The Neon Demon, la recensione senza spoiler
"Dal regista di Drive", ti ricordava ieri sera la locandina di The Neon Demon, il nuovo film di Nicolas Winding Refn. "E di Valhalla Rising", aggiungeva una vocina nel tuo cervello, mentre ammiravi questa composizione di una modella-bambola sanguinante iscritta nel simbolo della Triforza di Zelda rovesciato e fatto di neon azzurri. Sei uscito dal cinema abbastanza spiazzato, perché sì, The Neon Demon è per molti aspetti un parente più prossimo a Valhalla Rising che a Drive. Il Valhalla Rising del crudele mondo della moda di Los Angeles. Girato da un fan danese di Luis Buñuel, Lynch e Fellini. Pentito di averci speso due ore di vita e la bellezza di sei euro, nell'ultimo giorno di programmazione qui al solito multisala? No, nient'affatto [...]
L'idea di base, una macedonia di sesso e morte nel mondo glam della moda, è di per sé un tema vecchio come il cucco, se pensiamo che se n'è occupato trentuno anni fa pure Vanzina Carlo con Sotto il vestito niente. Solo che The Neon Demon non è un thriller classico e, anzi, non è manco un thriller. È un film in cui per un'ora e mezza succede narrativamente poco e nulla, con un'esplosione di violenza finale più dalle parti dello slasher movie che del giallo.
Jesse (Elle Fanning) è una ragazzotta di provincia che arriva a Los Angeles e si trova catapultata nel giro delle modelle che contano, sotto gli occhi e le attenzioni morbose di due colleghe, una truccatrice che se ne va in giro con il cartello SONO LESBICA, EH! appeso al collo, un fotografo che non parla, uno stilista che pure lui non lo pagano a battute, uno spasimante parcheggiato in friendzone, un proprietario di motel becero e violento e addirittura con la faccia di Keanu Reeves. Siccome è una ragazza ingenua, considerata da tutti bellissima perché fresca, Jesse accumula per quell'ora e mezza lì sguardi carichi d'odio ovunque: tutti, come in Totò Diabolicus, sembrano avere un buon motivo per farla fuori. "L'innocenza è pericolosa", c'è scritto sulla locandina. Eh.

**Cosa si chiede**
[1] Nella recensione di The Neon Demon, quale attrice interpreta Jesse?
[2] Scrivi il seguito della recensione di The Neon Demon, ripartendo dopo la sua ultima frase.

**Dati raccolti**
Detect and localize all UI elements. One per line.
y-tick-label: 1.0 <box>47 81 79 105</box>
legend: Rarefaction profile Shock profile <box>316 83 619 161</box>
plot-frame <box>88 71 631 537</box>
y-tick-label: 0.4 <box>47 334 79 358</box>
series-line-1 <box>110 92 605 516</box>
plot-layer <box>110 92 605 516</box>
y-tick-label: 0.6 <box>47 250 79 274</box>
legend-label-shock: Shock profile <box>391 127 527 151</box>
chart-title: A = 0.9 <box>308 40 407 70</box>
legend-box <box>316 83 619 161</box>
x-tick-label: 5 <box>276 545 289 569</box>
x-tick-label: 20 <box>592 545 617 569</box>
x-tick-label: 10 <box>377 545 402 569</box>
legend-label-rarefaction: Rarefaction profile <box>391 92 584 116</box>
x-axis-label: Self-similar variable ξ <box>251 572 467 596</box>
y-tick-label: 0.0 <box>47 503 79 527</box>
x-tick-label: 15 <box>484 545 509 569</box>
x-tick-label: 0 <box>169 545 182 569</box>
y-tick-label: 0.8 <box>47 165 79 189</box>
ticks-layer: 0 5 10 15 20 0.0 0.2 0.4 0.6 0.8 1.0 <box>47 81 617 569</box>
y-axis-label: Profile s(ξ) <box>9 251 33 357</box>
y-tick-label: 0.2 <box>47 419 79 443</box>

**Risultati ottenuti**
[1] Elle Fanning.

[2]
La storia, sostanzialmente, è tutta qui, una trama così esile che potresti scriverla in un haiku e farti avanzare pure una manciata di parole. Il che, vero, è un tratto comune di molti film di Refn, ma altrove quel poco bastava a creare una qualche struttura, mentre qui tutto è volutamente piatto e monocorde e il messaggio che ne vien fuori è un gigantesco, lampeggiante buongiorno a Ciccio. In Drive c'è il tema della natura violenta che prima o poi torna a galla, la rana e lo scorpione, quelle robe lì; in Solo Dio perdona c'è questa storia di depravazione e morte e vuoto cosmico; in Valhalla Rising c'è la ferocia senza limiti dello stato di natura. In tutti c'era l'attesa di qualcosa: l'autista silenzioso strippa? Julian vuole davvero vendicare il fratello? Che diavolo troveranno 'sti vichingi oltreoceano? Qui è uguale, solo che la storia di Jesse è talmente impalpabile e scontata che non si crea alcuna connessione.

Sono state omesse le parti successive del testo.